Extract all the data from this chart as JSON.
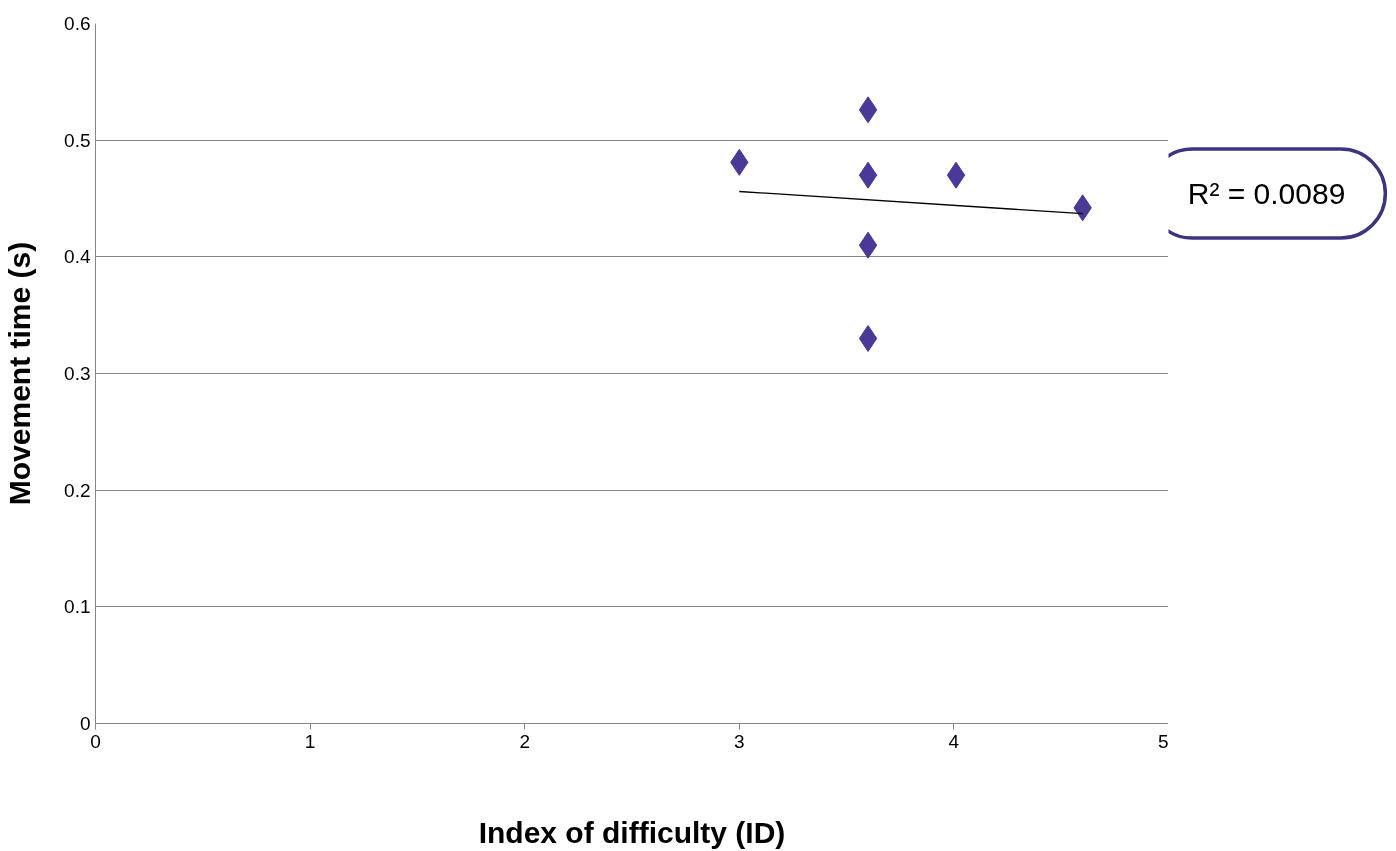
{
  "chart_data": {
    "type": "scatter",
    "xlabel": "Index of difficulty (ID)",
    "ylabel": "Movement time (s)",
    "series": [
      {
        "color": "#4b3897",
        "marker": "diamond",
        "x": [
          3.0,
          3.6,
          3.6,
          3.6,
          3.6,
          4.01,
          4.6
        ],
        "values": [
          0.481,
          0.526,
          0.47,
          0.41,
          0.33,
          0.47,
          0.442
        ]
      },
      {
        "type": "line",
        "color": "#000000",
        "x": [
          3.0,
          4.6
        ],
        "values": [
          0.456,
          0.437
        ]
      }
    ],
    "grid": "y",
    "xlim": [
      0,
      5
    ],
    "xticks": [
      0,
      1,
      2,
      3,
      4,
      5
    ],
    "ylim": [
      0,
      0.6
    ],
    "yticks": [
      0,
      0.1,
      0.2,
      0.3,
      0.4,
      0.5,
      0.6
    ],
    "annotations": [
      "R² = 0.0089"
    ]
  }
}
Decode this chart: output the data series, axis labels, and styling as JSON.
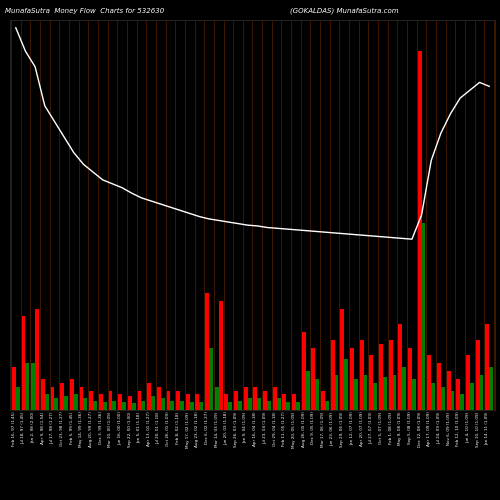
{
  "title_left": "MunafaSutra  Money Flow  Charts for 532630",
  "title_right": "(GOKALDAS) MunafaSutra.com",
  "background_color": "#000000",
  "n_bars": 50,
  "bar_width": 0.4,
  "figsize": [
    5.0,
    5.0
  ],
  "dpi": 100,
  "ylim_max": 500,
  "bar1_heights": [
    55,
    120,
    60,
    40,
    30,
    35,
    40,
    30,
    25,
    20,
    25,
    20,
    18,
    25,
    35,
    30,
    25,
    25,
    20,
    20,
    150,
    30,
    20,
    25,
    30,
    30,
    25,
    30,
    20,
    20,
    100,
    80,
    25,
    90,
    130,
    80,
    90,
    70,
    85,
    90,
    110,
    80,
    460,
    70,
    60,
    50,
    40,
    70,
    90,
    110
  ],
  "bar1_colors": [
    "red",
    "red",
    "green",
    "red",
    "red",
    "red",
    "red",
    "red",
    "red",
    "red",
    "red",
    "red",
    "red",
    "red",
    "red",
    "red",
    "red",
    "red",
    "red",
    "red",
    "red",
    "green",
    "red",
    "red",
    "red",
    "red",
    "red",
    "red",
    "red",
    "red",
    "red",
    "red",
    "red",
    "red",
    "red",
    "red",
    "red",
    "red",
    "red",
    "red",
    "red",
    "red",
    "red",
    "red",
    "red",
    "red",
    "red",
    "red",
    "red",
    "red"
  ],
  "bar2_heights": [
    30,
    60,
    130,
    20,
    15,
    18,
    20,
    15,
    12,
    10,
    12,
    10,
    9,
    12,
    18,
    15,
    12,
    12,
    10,
    10,
    80,
    140,
    10,
    12,
    15,
    15,
    12,
    15,
    10,
    10,
    50,
    40,
    12,
    45,
    65,
    40,
    45,
    35,
    42,
    45,
    55,
    40,
    240,
    35,
    30,
    25,
    20,
    35,
    45,
    55
  ],
  "bar2_colors": [
    "green",
    "green",
    "red",
    "green",
    "green",
    "green",
    "green",
    "green",
    "green",
    "green",
    "green",
    "green",
    "green",
    "green",
    "green",
    "green",
    "green",
    "green",
    "green",
    "green",
    "green",
    "red",
    "green",
    "green",
    "green",
    "green",
    "green",
    "green",
    "green",
    "green",
    "green",
    "green",
    "green",
    "green",
    "green",
    "green",
    "green",
    "green",
    "green",
    "green",
    "green",
    "green",
    "green",
    "green",
    "green",
    "green",
    "green",
    "green",
    "green",
    "green"
  ],
  "line_y": [
    490,
    460,
    440,
    390,
    370,
    350,
    330,
    315,
    305,
    295,
    290,
    285,
    278,
    272,
    268,
    264,
    260,
    256,
    252,
    248,
    245,
    243,
    241,
    239,
    237,
    236,
    234,
    233,
    232,
    231,
    230,
    229,
    228,
    227,
    226,
    225,
    224,
    223,
    222,
    221,
    220,
    219,
    250,
    320,
    355,
    380,
    400,
    410,
    420,
    415
  ],
  "xlabels": [
    "Feb 16, 97 (1.45)",
    "Jul 18, 97 (1.45)",
    "Jan 2, 98 (2.00)",
    "Apr 9, 98 (1.54)",
    "Jul 17, 98 (1.27)",
    "Oct 23, 98 (1.27)",
    "Feb 5, 99 (1.45)",
    "May 14, 99 (1.36)",
    "Aug 20, 99 (1.27)",
    "Dec 3, 99 (1.36)",
    "Mar 10, 00 (1.09)",
    "Jun 16, 00 (1.00)",
    "Sep 22, 00 (1.00)",
    "Jan 5, 01 (1.18)",
    "Apr 13, 01 (1.27)",
    "Jul 20, 01 (1.18)",
    "Oct 26, 01 (1.09)",
    "Feb 8, 02 (1.18)",
    "May 17, 02 (1.09)",
    "Aug 23, 02 (1.18)",
    "Dec 6, 02 (1.27)",
    "Mar 14, 03 (1.09)",
    "Jun 20, 03 (1.18)",
    "Sep 26, 03 (1.09)",
    "Jan 9, 04 (1.09)",
    "Apr 16, 04 (1.18)",
    "Jul 23, 04 (1.09)",
    "Oct 29, 04 (1.18)",
    "Feb 11, 05 (1.27)",
    "May 20, 05 (1.09)",
    "Aug 26, 05 (1.09)",
    "Dec 9, 05 (1.09)",
    "Mar 17, 06 (1.09)",
    "Jun 23, 06 (1.09)",
    "Sep 29, 06 (1.09)",
    "Jan 12, 07 (1.09)",
    "Apr 20, 07 (1.09)",
    "Jul 27, 07 (1.09)",
    "Oct 5, 07 (1.09)",
    "Feb 1, 08 (1.09)",
    "May 9, 08 (1.09)",
    "Sep 5, 08 (1.09)",
    "Dec 12, 08 (1.09)",
    "Apr 17, 09 (1.09)",
    "Jul 24, 09 (1.09)",
    "Nov 6, 09 (1.09)",
    "Feb 12, 10 (1.09)",
    "Jun 4, 10 (1.09)",
    "Sep 10, 10 (1.09)",
    "Jan 14, 11 (1.09)"
  ]
}
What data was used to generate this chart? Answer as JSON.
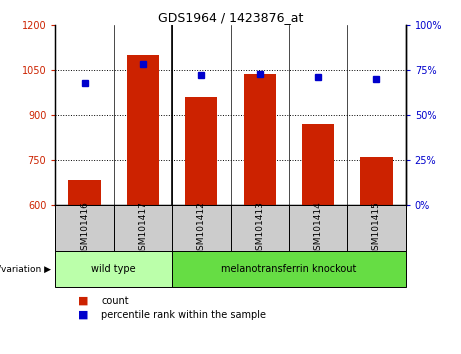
● ● ● ●
= TO BE DONE =
Repeat the records in full, exactly as they appear, without the pictures.

= ANSWER FOR THE TASK =
Extract all the data from this chart as JSON.
{
  "chart_data": {
    "type": "scatter",
    "xlabel": "Index of difficulty (ID)",
    "ylabel": "Movement time (s)",
    "series": [
      {
        "color": "#4b3897",
        "marker": "diamond",
        "x": [
          3.0,
          3.6,
          3.6,
          3.6,
          3.6,
          4.01,
          4.6
        ],
        "values": [
          0.481,
          0.526,
          0.47,
          0.41,
          0.33,
          0.47,
          0.442
        ]
      },
      {
        "type": "line",
        "color": "#000000",
        "x": [
          3.0,
          4.6
        ],
        "values": [
          0.456,
          0.437
        ]
      }
    ],
    "grid": "y",
    "xlim": [
      0,
      5
    ],
    "xticks": [
      0,
      1,
      2,
      3,
      4,
      5
    ],
    "ylim": [
      0,
      0.6
    ],
    "yticks": [
      0,
      0.1,
      0.2,
      0.3,
      0.4,
      0.5,
      0.6
    ],
    "annotations": [
      "R² = 0.0089"
    ]
  }
}
Decode this chart: output the data series, axis labels, and styling as JSON.
{
  "title_left": "MunafaSutra  Money Flow  Charts for 532630",
  "title_right": "(GOKALDAS) MunafaSutra.com",
  "background_color": "#000000",
  "n_bars": 50,
  "bar_width": 0.4,
  "figsize": [
    5.0,
    5.0
  ],
  "dpi": 100,
  "ylim_max": 500,
  "bar1_heights": [
    55,
    120,
    60,
    40,
    30,
    35,
    40,
    30,
    25,
    20,
    25,
    20,
    18,
    25,
    35,
    30,
    25,
    25,
    20,
    20,
    150,
    30,
    20,
    25,
    30,
    30,
    25,
    30,
    20,
    20,
    100,
    80,
    25,
    90,
    130,
    80,
    90,
    70,
    85,
    90,
    110,
    80,
    460,
    70,
    60,
    50,
    40,
    70,
    90,
    110
  ],
  "bar1_colors": [
    "red",
    "red",
    "green",
    "red",
    "red",
    "red",
    "red",
    "red",
    "red",
    "red",
    "red",
    "red",
    "red",
    "red",
    "red",
    "red",
    "red",
    "red",
    "red",
    "red",
    "red",
    "green",
    "red",
    "red",
    "red",
    "red",
    "red",
    "red",
    "red",
    "red",
    "red",
    "red",
    "red",
    "red",
    "red",
    "red",
    "red",
    "red",
    "red",
    "red",
    "red",
    "red",
    "red",
    "red",
    "red",
    "red",
    "red",
    "red",
    "red",
    "red"
  ],
  "bar2_heights": [
    30,
    60,
    130,
    20,
    15,
    18,
    20,
    15,
    12,
    10,
    12,
    10,
    9,
    12,
    18,
    15,
    12,
    12,
    10,
    10,
    80,
    140,
    10,
    12,
    15,
    15,
    12,
    15,
    10,
    10,
    50,
    40,
    12,
    45,
    65,
    40,
    45,
    35,
    42,
    45,
    55,
    40,
    240,
    35,
    30,
    25,
    20,
    35,
    45,
    55
  ],
  "bar2_colors": [
    "green",
    "green",
    "red",
    "green",
    "green",
    "green",
    "green",
    "green",
    "green",
    "green",
    "green",
    "green",
    "green",
    "green",
    "green",
    "green",
    "green",
    "green",
    "green",
    "green",
    "green",
    "red",
    "green",
    "green",
    "green",
    "green",
    "green",
    "green",
    "green",
    "green",
    "green",
    "green",
    "green",
    "green",
    "green",
    "green",
    "green",
    "green",
    "green",
    "green",
    "green",
    "green",
    "green",
    "green",
    "green",
    "green",
    "green",
    "green",
    "green",
    "green"
  ],
  "line_y": [
    490,
    460,
    440,
    390,
    370,
    350,
    330,
    315,
    305,
    295,
    290,
    285,
    278,
    272,
    268,
    264,
    260,
    256,
    252,
    248,
    245,
    243,
    241,
    239,
    237,
    236,
    234,
    233,
    232,
    231,
    230,
    229,
    228,
    227,
    226,
    225,
    224,
    223,
    222,
    221,
    220,
    219,
    250,
    320,
    355,
    380,
    400,
    410,
    420,
    415
  ],
  "xlabels": [
    "Feb 16, 97 (1.45)",
    "Jul 18, 97 (1.45)",
    "Jan 2, 98 (2.00)",
    "Apr 9, 98 (1.54)",
    "Jul 17, 98 (1.27)",
    "Oct 23, 98 (1.27)",
    "Feb 5, 99 (1.45)",
    "May 14, 99 (1.36)",
    "Aug 20, 99 (1.27)",
    "Dec 3, 99 (1.36)",
    "Mar 10, 00 (1.09)",
    "Jun 16, 00 (1.00)",
    "Sep 22, 00 (1.00)",
    "Jan 5, 01 (1.18)",
    "Apr 13, 01 (1.27)",
    "Jul 20, 01 (1.18)",
    "Oct 26, 01 (1.09)",
    "Feb 8, 02 (1.18)",
    "May 17, 02 (1.09)",
    "Aug 23, 02 (1.18)",
    "Dec 6, 02 (1.27)",
    "Mar 14, 03 (1.09)",
    "Jun 20, 03 (1.18)",
    "Sep 26, 03 (1.09)",
    "Jan 9, 04 (1.09)",
    "Apr 16, 04 (1.18)",
    "Jul 23, 04 (1.09)",
    "Oct 29, 04 (1.18)",
    "Feb 11, 05 (1.27)",
    "May 20, 05 (1.09)",
    "Aug 26, 05 (1.09)",
    "Dec 9, 05 (1.09)",
    "Mar 17, 06 (1.09)",
    "Jun 23, 06 (1.09)",
    "Sep 29, 06 (1.09)",
    "Jan 12, 07 (1.09)",
    "Apr 20, 07 (1.09)",
    "Jul 27, 07 (1.09)",
    "Oct 5, 07 (1.09)",
    "Feb 1, 08 (1.09)",
    "May 9, 08 (1.09)",
    "Sep 5, 08 (1.09)",
    "Dec 12, 08 (1.09)",
    "Apr 17, 09 (1.09)",
    "Jul 24, 09 (1.09)",
    "Nov 6, 09 (1.09)",
    "Feb 12, 10 (1.09)",
    "Jun 4, 10 (1.09)",
    "Sep 10, 10 (1.09)",
    "Jan 14, 11 (1.09)"
  ]
}
What data was used to generate this chart? Answer as JSON.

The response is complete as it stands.